Dataset excerpt:
···

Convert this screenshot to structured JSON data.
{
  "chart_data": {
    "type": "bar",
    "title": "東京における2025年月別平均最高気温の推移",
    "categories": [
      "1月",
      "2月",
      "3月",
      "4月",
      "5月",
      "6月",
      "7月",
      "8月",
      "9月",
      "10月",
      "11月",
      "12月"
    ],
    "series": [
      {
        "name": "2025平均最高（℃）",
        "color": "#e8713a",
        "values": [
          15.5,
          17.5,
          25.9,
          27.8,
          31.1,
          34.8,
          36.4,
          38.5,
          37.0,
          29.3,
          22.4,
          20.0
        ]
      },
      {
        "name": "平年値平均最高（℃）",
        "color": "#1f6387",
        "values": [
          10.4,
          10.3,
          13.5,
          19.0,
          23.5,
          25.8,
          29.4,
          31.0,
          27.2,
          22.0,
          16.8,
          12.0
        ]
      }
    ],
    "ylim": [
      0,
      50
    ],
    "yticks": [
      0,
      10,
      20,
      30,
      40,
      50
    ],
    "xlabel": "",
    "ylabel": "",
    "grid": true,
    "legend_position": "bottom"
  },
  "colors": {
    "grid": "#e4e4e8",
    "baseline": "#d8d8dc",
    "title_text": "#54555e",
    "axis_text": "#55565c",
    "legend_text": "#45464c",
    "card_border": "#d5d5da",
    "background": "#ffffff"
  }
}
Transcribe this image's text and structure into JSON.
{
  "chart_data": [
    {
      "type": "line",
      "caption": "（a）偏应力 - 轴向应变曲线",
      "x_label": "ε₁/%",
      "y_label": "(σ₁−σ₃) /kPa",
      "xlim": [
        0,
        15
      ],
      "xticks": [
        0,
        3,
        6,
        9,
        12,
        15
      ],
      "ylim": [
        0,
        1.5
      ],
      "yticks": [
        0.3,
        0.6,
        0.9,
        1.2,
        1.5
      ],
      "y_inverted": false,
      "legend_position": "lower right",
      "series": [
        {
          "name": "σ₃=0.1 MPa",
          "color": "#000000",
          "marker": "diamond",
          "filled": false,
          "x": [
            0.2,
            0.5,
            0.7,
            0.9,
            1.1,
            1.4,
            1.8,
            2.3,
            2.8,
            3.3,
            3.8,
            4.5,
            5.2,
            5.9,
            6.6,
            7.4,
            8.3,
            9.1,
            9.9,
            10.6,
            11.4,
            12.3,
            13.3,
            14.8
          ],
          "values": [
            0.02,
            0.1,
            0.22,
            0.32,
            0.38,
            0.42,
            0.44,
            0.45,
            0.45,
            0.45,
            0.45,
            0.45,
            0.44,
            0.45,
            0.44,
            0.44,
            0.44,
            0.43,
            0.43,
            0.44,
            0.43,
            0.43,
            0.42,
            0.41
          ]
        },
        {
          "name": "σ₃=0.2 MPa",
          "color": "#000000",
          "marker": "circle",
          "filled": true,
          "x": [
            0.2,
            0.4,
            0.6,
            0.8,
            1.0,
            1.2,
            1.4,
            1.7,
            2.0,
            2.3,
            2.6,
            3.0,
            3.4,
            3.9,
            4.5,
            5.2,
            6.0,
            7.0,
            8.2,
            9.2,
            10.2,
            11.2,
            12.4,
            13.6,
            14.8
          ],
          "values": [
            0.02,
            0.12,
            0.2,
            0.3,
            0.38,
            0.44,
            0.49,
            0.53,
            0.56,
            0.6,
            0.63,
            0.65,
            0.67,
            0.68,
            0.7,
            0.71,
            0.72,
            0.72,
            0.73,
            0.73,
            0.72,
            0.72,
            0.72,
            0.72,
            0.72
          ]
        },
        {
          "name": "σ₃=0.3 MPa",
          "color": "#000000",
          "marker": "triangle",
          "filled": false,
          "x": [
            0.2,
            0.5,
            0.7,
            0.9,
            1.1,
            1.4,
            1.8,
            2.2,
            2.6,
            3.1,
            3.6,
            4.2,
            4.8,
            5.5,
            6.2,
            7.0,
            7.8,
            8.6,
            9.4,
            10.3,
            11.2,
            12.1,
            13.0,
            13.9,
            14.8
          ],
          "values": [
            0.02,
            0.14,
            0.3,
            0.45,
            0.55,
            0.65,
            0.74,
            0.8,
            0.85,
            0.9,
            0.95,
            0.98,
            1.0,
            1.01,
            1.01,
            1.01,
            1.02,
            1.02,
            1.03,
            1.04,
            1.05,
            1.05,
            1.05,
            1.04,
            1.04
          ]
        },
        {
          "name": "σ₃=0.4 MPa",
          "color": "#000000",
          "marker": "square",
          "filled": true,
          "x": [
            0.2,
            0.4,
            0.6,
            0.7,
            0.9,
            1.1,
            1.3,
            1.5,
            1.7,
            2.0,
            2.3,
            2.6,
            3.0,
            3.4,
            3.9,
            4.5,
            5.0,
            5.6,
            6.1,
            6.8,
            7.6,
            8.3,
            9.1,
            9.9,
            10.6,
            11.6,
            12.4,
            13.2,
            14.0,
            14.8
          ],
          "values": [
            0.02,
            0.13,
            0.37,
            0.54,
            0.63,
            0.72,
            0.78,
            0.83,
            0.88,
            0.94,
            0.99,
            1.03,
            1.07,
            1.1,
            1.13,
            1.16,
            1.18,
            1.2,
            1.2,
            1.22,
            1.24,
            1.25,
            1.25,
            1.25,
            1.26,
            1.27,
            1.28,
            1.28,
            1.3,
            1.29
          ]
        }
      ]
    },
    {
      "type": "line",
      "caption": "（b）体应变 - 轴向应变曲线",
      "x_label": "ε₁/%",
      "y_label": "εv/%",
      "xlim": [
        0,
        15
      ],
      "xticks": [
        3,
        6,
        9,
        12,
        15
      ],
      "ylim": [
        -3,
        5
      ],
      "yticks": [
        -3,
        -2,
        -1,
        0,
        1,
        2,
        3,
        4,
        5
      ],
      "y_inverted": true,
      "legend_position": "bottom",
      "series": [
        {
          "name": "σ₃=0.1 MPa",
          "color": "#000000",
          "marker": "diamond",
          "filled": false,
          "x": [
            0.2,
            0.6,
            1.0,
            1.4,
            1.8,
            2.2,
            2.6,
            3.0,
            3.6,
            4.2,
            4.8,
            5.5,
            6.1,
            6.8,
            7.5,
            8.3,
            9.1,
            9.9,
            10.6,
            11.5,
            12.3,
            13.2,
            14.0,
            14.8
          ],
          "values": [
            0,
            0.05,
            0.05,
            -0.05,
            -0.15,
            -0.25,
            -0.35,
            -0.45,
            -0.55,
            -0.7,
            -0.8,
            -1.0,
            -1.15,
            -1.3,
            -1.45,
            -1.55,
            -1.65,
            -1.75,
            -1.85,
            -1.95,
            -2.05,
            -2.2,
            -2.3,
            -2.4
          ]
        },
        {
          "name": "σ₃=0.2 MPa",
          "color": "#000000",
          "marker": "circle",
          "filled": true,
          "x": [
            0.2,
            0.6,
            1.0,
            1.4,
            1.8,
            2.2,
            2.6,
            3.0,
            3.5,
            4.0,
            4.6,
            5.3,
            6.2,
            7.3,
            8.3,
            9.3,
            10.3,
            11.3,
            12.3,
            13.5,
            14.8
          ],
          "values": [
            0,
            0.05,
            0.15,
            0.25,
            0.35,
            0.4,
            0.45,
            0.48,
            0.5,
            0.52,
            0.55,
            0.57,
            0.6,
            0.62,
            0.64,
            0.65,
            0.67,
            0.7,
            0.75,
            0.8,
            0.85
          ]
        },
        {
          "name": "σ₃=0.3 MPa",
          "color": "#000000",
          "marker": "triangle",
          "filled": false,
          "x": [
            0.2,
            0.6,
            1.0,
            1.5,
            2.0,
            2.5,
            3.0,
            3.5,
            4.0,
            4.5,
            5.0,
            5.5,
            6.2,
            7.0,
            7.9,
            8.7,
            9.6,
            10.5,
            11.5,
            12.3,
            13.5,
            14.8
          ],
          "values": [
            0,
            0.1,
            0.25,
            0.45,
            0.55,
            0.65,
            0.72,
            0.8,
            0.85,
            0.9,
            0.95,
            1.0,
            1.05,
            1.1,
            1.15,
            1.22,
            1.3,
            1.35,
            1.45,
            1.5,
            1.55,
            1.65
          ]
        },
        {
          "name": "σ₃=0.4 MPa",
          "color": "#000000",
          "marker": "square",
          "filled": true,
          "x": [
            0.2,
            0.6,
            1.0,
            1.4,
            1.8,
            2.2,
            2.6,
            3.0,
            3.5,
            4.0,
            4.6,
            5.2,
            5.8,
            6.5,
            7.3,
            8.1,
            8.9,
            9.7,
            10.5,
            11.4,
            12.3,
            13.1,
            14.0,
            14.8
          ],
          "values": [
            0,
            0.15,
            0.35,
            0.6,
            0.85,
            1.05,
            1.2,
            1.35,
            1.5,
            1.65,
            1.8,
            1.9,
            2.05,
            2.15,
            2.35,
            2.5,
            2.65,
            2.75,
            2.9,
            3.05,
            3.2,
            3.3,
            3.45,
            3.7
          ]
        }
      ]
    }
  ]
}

···

THE EXERCISE: From the records above, work out how many lines contain the string "this". Give only the number.

ANSWER: 2